Stored data:
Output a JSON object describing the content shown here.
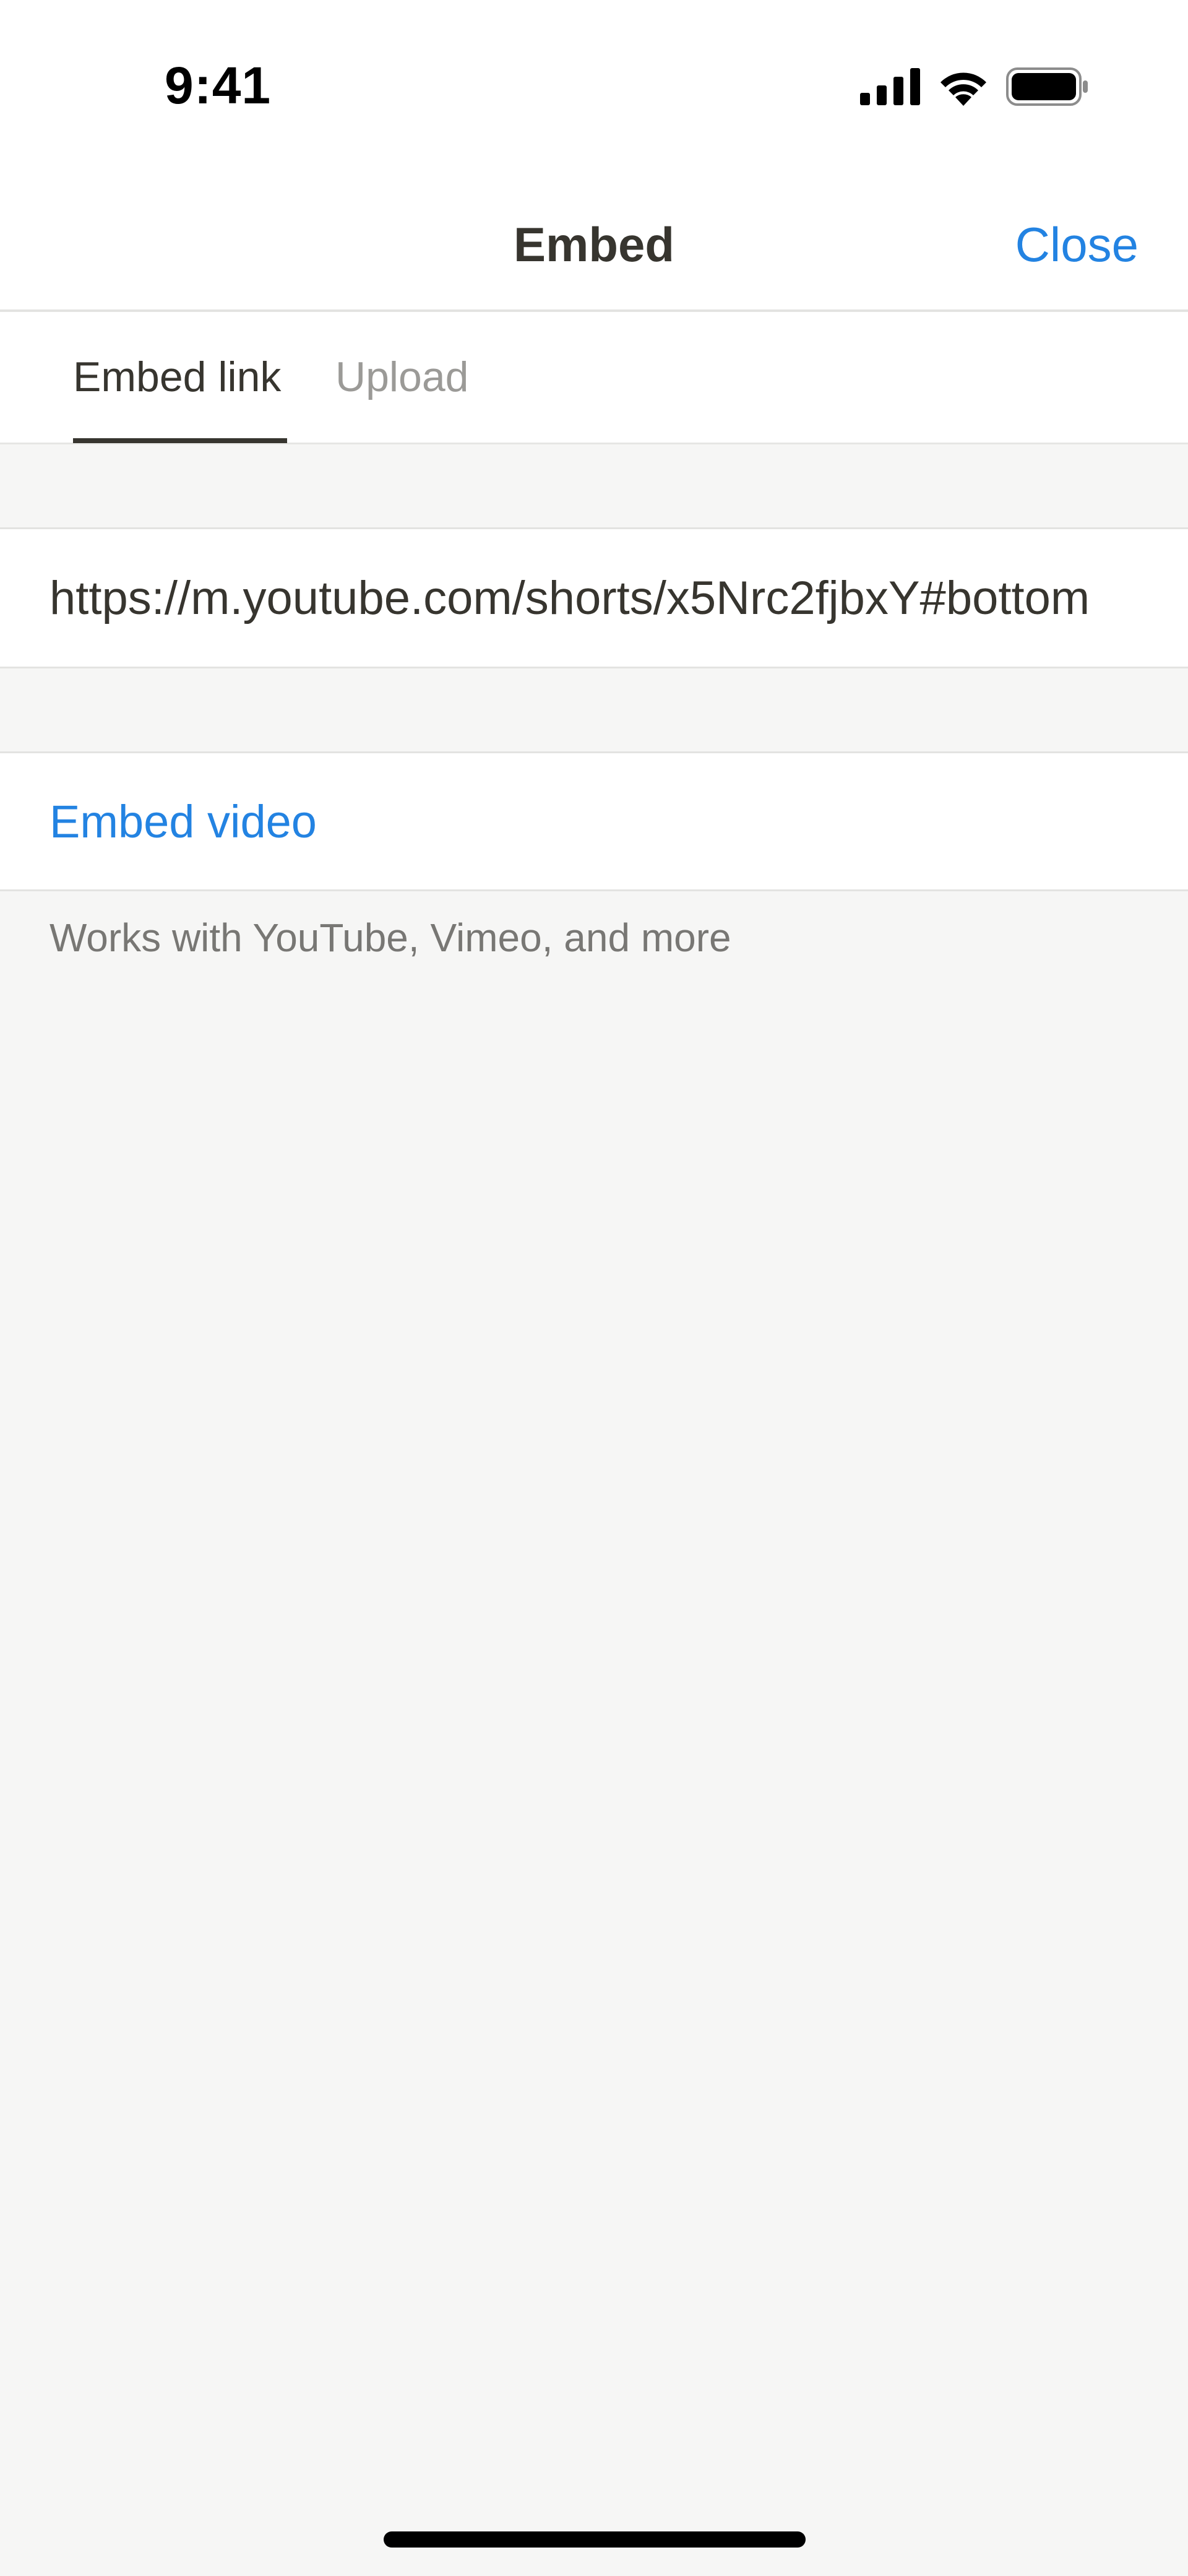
{
  "status_bar": {
    "time": "9:41",
    "icons": [
      "cellular-signal-icon",
      "wifi-icon",
      "battery-icon"
    ]
  },
  "nav": {
    "title": "Embed",
    "close_label": "Close"
  },
  "tabs": [
    {
      "label": "Embed link",
      "active": true
    },
    {
      "label": "Upload",
      "active": false
    }
  ],
  "url_field": {
    "value": "https://m.youtube.com/shorts/x5Nrc2fjbxY#bottom"
  },
  "embed_button": {
    "label": "Embed video"
  },
  "helper": {
    "text": "Works with YouTube, Vimeo, and more"
  },
  "colors": {
    "accent": "#2383e2",
    "text_primary": "#37352f",
    "text_secondary": "#787774",
    "background": "#f6f6f5"
  }
}
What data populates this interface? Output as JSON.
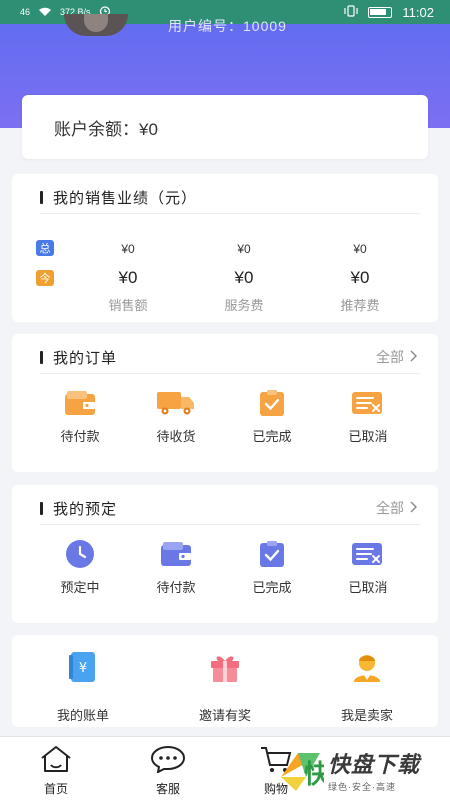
{
  "status_bar": {
    "signal": "46",
    "speed": "372 B/s",
    "time": "11:02"
  },
  "header": {
    "user_id": "用户编号：10009"
  },
  "balance": {
    "label": "账户余额：¥0"
  },
  "sales": {
    "title": "我的销售业绩（元）",
    "badge_total": "总",
    "badge_today": "今",
    "columns": [
      {
        "total": "¥0",
        "today": "¥0",
        "label": "销售额"
      },
      {
        "total": "¥0",
        "today": "¥0",
        "label": "服务费"
      },
      {
        "total": "¥0",
        "today": "¥0",
        "label": "推荐费"
      }
    ]
  },
  "orders": {
    "title": "我的订单",
    "more": "全部",
    "items": [
      {
        "label": "待付款",
        "icon": "wallet-icon"
      },
      {
        "label": "待收货",
        "icon": "truck-icon"
      },
      {
        "label": "已完成",
        "icon": "check-doc-icon"
      },
      {
        "label": "已取消",
        "icon": "cancel-doc-icon"
      }
    ]
  },
  "reserve": {
    "title": "我的预定",
    "more": "全部",
    "items": [
      {
        "label": "预定中",
        "icon": "clock-icon"
      },
      {
        "label": "待付款",
        "icon": "wallet-icon"
      },
      {
        "label": "已完成",
        "icon": "check-doc-icon"
      },
      {
        "label": "已取消",
        "icon": "cancel-doc-icon"
      }
    ]
  },
  "tools": {
    "items": [
      {
        "label": "我的账单",
        "icon": "bill-icon"
      },
      {
        "label": "邀请有奖",
        "icon": "gift-icon"
      },
      {
        "label": "我是卖家",
        "icon": "seller-icon"
      }
    ]
  },
  "nav": {
    "home": "首页",
    "service": "客服",
    "cart": "购物"
  },
  "watermark": {
    "big": "快盘下载",
    "small": "绿色·安全·高速"
  },
  "colors": {
    "header_start": "#5c6cf0",
    "header_end": "#7d6ff2",
    "orange": "#f0a030",
    "blue": "#4a7ae8",
    "reserve_icon": "#6a78e6"
  }
}
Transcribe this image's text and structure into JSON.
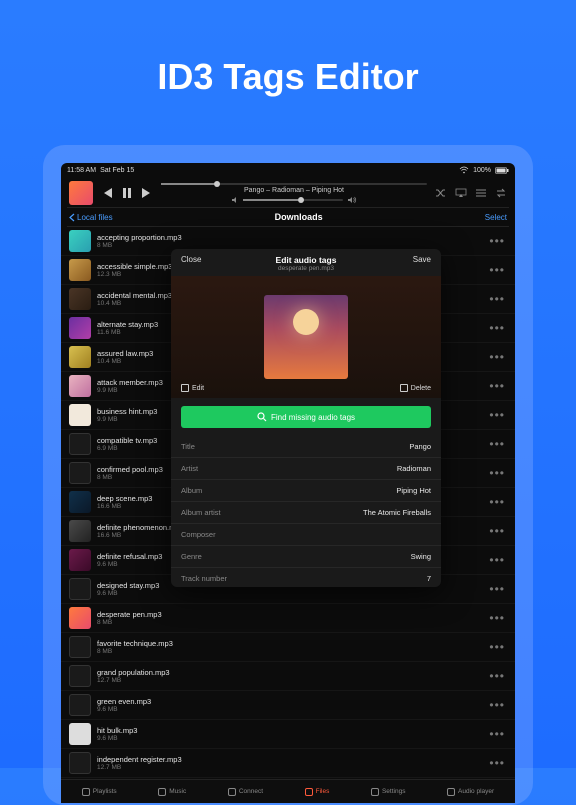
{
  "hero": {
    "title": "ID3 Tags Editor"
  },
  "status": {
    "time": "11:58 AM",
    "date": "Sat Feb 15",
    "battery": "100%"
  },
  "player": {
    "now_playing": "Pango – Radioman – Piping Hot"
  },
  "nav": {
    "back": "Local files",
    "title": "Downloads",
    "select": "Select"
  },
  "files": [
    {
      "name": "accepting proportion.mp3",
      "size": "8 MB",
      "thumb": "t1"
    },
    {
      "name": "accessible simple.mp3",
      "size": "12.3 MB",
      "thumb": "t2"
    },
    {
      "name": "accidental mental.mp3",
      "size": "10.4 MB",
      "thumb": "t3"
    },
    {
      "name": "alternate stay.mp3",
      "size": "11.6 MB",
      "thumb": "t4"
    },
    {
      "name": "assured law.mp3",
      "size": "10.4 MB",
      "thumb": "t5"
    },
    {
      "name": "attack member.mp3",
      "size": "9.9 MB",
      "thumb": "t6"
    },
    {
      "name": "business hint.mp3",
      "size": "9.9 MB",
      "thumb": "t7"
    },
    {
      "name": "compatible tv.mp3",
      "size": "6.9 MB",
      "thumb": "t8"
    },
    {
      "name": "confirmed pool.mp3",
      "size": "8 MB",
      "thumb": "t8"
    },
    {
      "name": "deep scene.mp3",
      "size": "16.6 MB",
      "thumb": "t9"
    },
    {
      "name": "definite phenomenon.mp3",
      "size": "16.6 MB",
      "thumb": "t10"
    },
    {
      "name": "definite refusal.mp3",
      "size": "9.6 MB",
      "thumb": "t11"
    },
    {
      "name": "designed stay.mp3",
      "size": "9.6 MB",
      "thumb": "t8"
    },
    {
      "name": "desperate pen.mp3",
      "size": "8 MB",
      "thumb": "t12"
    },
    {
      "name": "favorite technique.mp3",
      "size": "8 MB",
      "thumb": "t8"
    },
    {
      "name": "grand population.mp3",
      "size": "12.7 MB",
      "thumb": "t8"
    },
    {
      "name": "green even.mp3",
      "size": "9.6 MB",
      "thumb": "t8"
    },
    {
      "name": "hit bulk.mp3",
      "size": "9.6 MB",
      "thumb": "t13"
    },
    {
      "name": "independent register.mp3",
      "size": "12.7 MB",
      "thumb": "t8"
    }
  ],
  "tabs": [
    {
      "label": "Playlists"
    },
    {
      "label": "Music"
    },
    {
      "label": "Connect"
    },
    {
      "label": "Files"
    },
    {
      "label": "Settings"
    },
    {
      "label": "Audio player"
    }
  ],
  "modal": {
    "close": "Close",
    "title": "Edit audio tags",
    "filename": "desperate pen.mp3",
    "save": "Save",
    "edit": "Edit",
    "delete": "Delete",
    "find_button": "Find missing audio tags",
    "fields": [
      {
        "label": "Title",
        "value": "Pango"
      },
      {
        "label": "Artist",
        "value": "Radioman"
      },
      {
        "label": "Album",
        "value": "Piping Hot"
      },
      {
        "label": "Album artist",
        "value": "The Atomic Fireballs"
      },
      {
        "label": "Composer",
        "value": ""
      },
      {
        "label": "Genre",
        "value": "Swing"
      },
      {
        "label": "Track number",
        "value": "7"
      }
    ]
  }
}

Task description: Each entry gets copied exactly; the pictures stay out.

Output:
Output a JSON object describing the content shown here.
{
  "status_bar": {
    "time": "9:41",
    "icons": [
      "cellular-signal-icon",
      "wifi-icon",
      "battery-icon"
    ]
  },
  "nav": {
    "title": "Embed",
    "close_label": "Close"
  },
  "tabs": [
    {
      "label": "Embed link",
      "active": true
    },
    {
      "label": "Upload",
      "active": false
    }
  ],
  "url_field": {
    "value": "https://m.youtube.com/shorts/x5Nrc2fjbxY#bottom"
  },
  "embed_button": {
    "label": "Embed video"
  },
  "helper": {
    "text": "Works with YouTube, Vimeo, and more"
  },
  "colors": {
    "accent": "#2383e2",
    "text_primary": "#37352f",
    "text_secondary": "#787774",
    "background": "#f6f6f5"
  }
}
What data populates this interface? Output as JSON.
{
  "status_bar": {
    "signal": "46",
    "speed": "372 B/s",
    "time": "11:02"
  },
  "header": {
    "user_id": "用户编号：10009"
  },
  "balance": {
    "label": "账户余额：¥0"
  },
  "sales": {
    "title": "我的销售业绩（元）",
    "badge_total": "总",
    "badge_today": "今",
    "columns": [
      {
        "total": "¥0",
        "today": "¥0",
        "label": "销售额"
      },
      {
        "total": "¥0",
        "today": "¥0",
        "label": "服务费"
      },
      {
        "total": "¥0",
        "today": "¥0",
        "label": "推荐费"
      }
    ]
  },
  "orders": {
    "title": "我的订单",
    "more": "全部",
    "items": [
      {
        "label": "待付款",
        "icon": "wallet-icon"
      },
      {
        "label": "待收货",
        "icon": "truck-icon"
      },
      {
        "label": "已完成",
        "icon": "check-doc-icon"
      },
      {
        "label": "已取消",
        "icon": "cancel-doc-icon"
      }
    ]
  },
  "reserve": {
    "title": "我的预定",
    "more": "全部",
    "items": [
      {
        "label": "预定中",
        "icon": "clock-icon"
      },
      {
        "label": "待付款",
        "icon": "wallet-icon"
      },
      {
        "label": "已完成",
        "icon": "check-doc-icon"
      },
      {
        "label": "已取消",
        "icon": "cancel-doc-icon"
      }
    ]
  },
  "tools": {
    "items": [
      {
        "label": "我的账单",
        "icon": "bill-icon"
      },
      {
        "label": "邀请有奖",
        "icon": "gift-icon"
      },
      {
        "label": "我是卖家",
        "icon": "seller-icon"
      }
    ]
  },
  "nav": {
    "home": "首页",
    "service": "客服",
    "cart": "购物"
  },
  "watermark": {
    "big": "快盘下载",
    "small": "绿色·安全·高速"
  },
  "colors": {
    "header_start": "#5c6cf0",
    "header_end": "#7d6ff2",
    "orange": "#f0a030",
    "blue": "#4a7ae8",
    "reserve_icon": "#6a78e6"
  }
}
Transcribe this image's text and structure into JSON.
{
  "hero": {
    "title": "ID3 Tags Editor"
  },
  "status": {
    "time": "11:58 AM",
    "date": "Sat Feb 15",
    "battery": "100%"
  },
  "player": {
    "now_playing": "Pango – Radioman – Piping Hot"
  },
  "nav": {
    "back": "Local files",
    "title": "Downloads",
    "select": "Select"
  },
  "files": [
    {
      "name": "accepting proportion.mp3",
      "size": "8 MB",
      "thumb": "t1"
    },
    {
      "name": "accessible simple.mp3",
      "size": "12.3 MB",
      "thumb": "t2"
    },
    {
      "name": "accidental mental.mp3",
      "size": "10.4 MB",
      "thumb": "t3"
    },
    {
      "name": "alternate stay.mp3",
      "size": "11.6 MB",
      "thumb": "t4"
    },
    {
      "name": "assured law.mp3",
      "size": "10.4 MB",
      "thumb": "t5"
    },
    {
      "name": "attack member.mp3",
      "size": "9.9 MB",
      "thumb": "t6"
    },
    {
      "name": "business hint.mp3",
      "size": "9.9 MB",
      "thumb": "t7"
    },
    {
      "name": "compatible tv.mp3",
      "size": "6.9 MB",
      "thumb": "t8"
    },
    {
      "name": "confirmed pool.mp3",
      "size": "8 MB",
      "thumb": "t8"
    },
    {
      "name": "deep scene.mp3",
      "size": "16.6 MB",
      "thumb": "t9"
    },
    {
      "name": "definite phenomenon.mp3",
      "size": "16.6 MB",
      "thumb": "t10"
    },
    {
      "name": "definite refusal.mp3",
      "size": "9.6 MB",
      "thumb": "t11"
    },
    {
      "name": "designed stay.mp3",
      "size": "9.6 MB",
      "thumb": "t8"
    },
    {
      "name": "desperate pen.mp3",
      "size": "8 MB",
      "thumb": "t12"
    },
    {
      "name": "favorite technique.mp3",
      "size": "8 MB",
      "thumb": "t8"
    },
    {
      "name": "grand population.mp3",
      "size": "12.7 MB",
      "thumb": "t8"
    },
    {
      "name": "green even.mp3",
      "size": "9.6 MB",
      "thumb": "t8"
    },
    {
      "name": "hit bulk.mp3",
      "size": "9.6 MB",
      "thumb": "t13"
    },
    {
      "name": "independent register.mp3",
      "size": "12.7 MB",
      "thumb": "t8"
    }
  ],
  "tabs": [
    {
      "label": "Playlists"
    },
    {
      "label": "Music"
    },
    {
      "label": "Connect"
    },
    {
      "label": "Files"
    },
    {
      "label": "Settings"
    },
    {
      "label": "Audio player"
    }
  ],
  "modal": {
    "close": "Close",
    "title": "Edit audio tags",
    "filename": "desperate pen.mp3",
    "save": "Save",
    "edit": "Edit",
    "delete": "Delete",
    "find_button": "Find missing audio tags",
    "fields": [
      {
        "label": "Title",
        "value": "Pango"
      },
      {
        "label": "Artist",
        "value": "Radioman"
      },
      {
        "label": "Album",
        "value": "Piping Hot"
      },
      {
        "label": "Album artist",
        "value": "The Atomic Fireballs"
      },
      {
        "label": "Composer",
        "value": ""
      },
      {
        "label": "Genre",
        "value": "Swing"
      },
      {
        "label": "Track number",
        "value": "7"
      }
    ]
  }
}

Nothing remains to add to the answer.